• **Task goal**: Print the records again, character for character.

►

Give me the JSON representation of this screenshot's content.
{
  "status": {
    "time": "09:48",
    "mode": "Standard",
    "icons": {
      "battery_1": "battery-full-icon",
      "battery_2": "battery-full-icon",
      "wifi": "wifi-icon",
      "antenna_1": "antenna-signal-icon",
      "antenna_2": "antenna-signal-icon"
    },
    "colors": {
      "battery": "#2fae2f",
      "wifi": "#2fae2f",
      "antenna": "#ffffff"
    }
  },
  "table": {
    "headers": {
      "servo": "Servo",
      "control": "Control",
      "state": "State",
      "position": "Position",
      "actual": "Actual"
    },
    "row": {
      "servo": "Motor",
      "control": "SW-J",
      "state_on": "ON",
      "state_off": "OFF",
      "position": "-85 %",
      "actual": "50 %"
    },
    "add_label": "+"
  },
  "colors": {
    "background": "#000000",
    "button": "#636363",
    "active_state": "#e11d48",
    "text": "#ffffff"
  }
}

◄

• **Response below**:
Give me the JSON representation of this screenshot's content.
{
  "status": {
    "time": "09:48",
    "mode": "Standard",
    "icons": {
      "battery_1": "battery-full-icon",
      "battery_2": "battery-full-icon",
      "wifi": "wifi-icon",
      "antenna_1": "antenna-signal-icon",
      "antenna_2": "antenna-signal-icon"
    },
    "colors": {
      "battery": "#2fae2f",
      "wifi": "#2fae2f",
      "antenna": "#ffffff"
    }
  },
  "table": {
    "headers": {
      "servo": "Servo",
      "control": "Control",
      "state": "State",
      "position": "Position",
      "actual": "Actual"
    },
    "row": {
      "servo": "Motor",
      "control": "SW-J",
      "state_on": "ON",
      "state_off": "OFF",
      "position": "-85 %",
      "actual": "50 %"
    },
    "add_label": "+"
  },
  "colors": {
    "background": "#000000",
    "button": "#636363",
    "active_state": "#e11d48",
    "text": "#ffffff"
  }
}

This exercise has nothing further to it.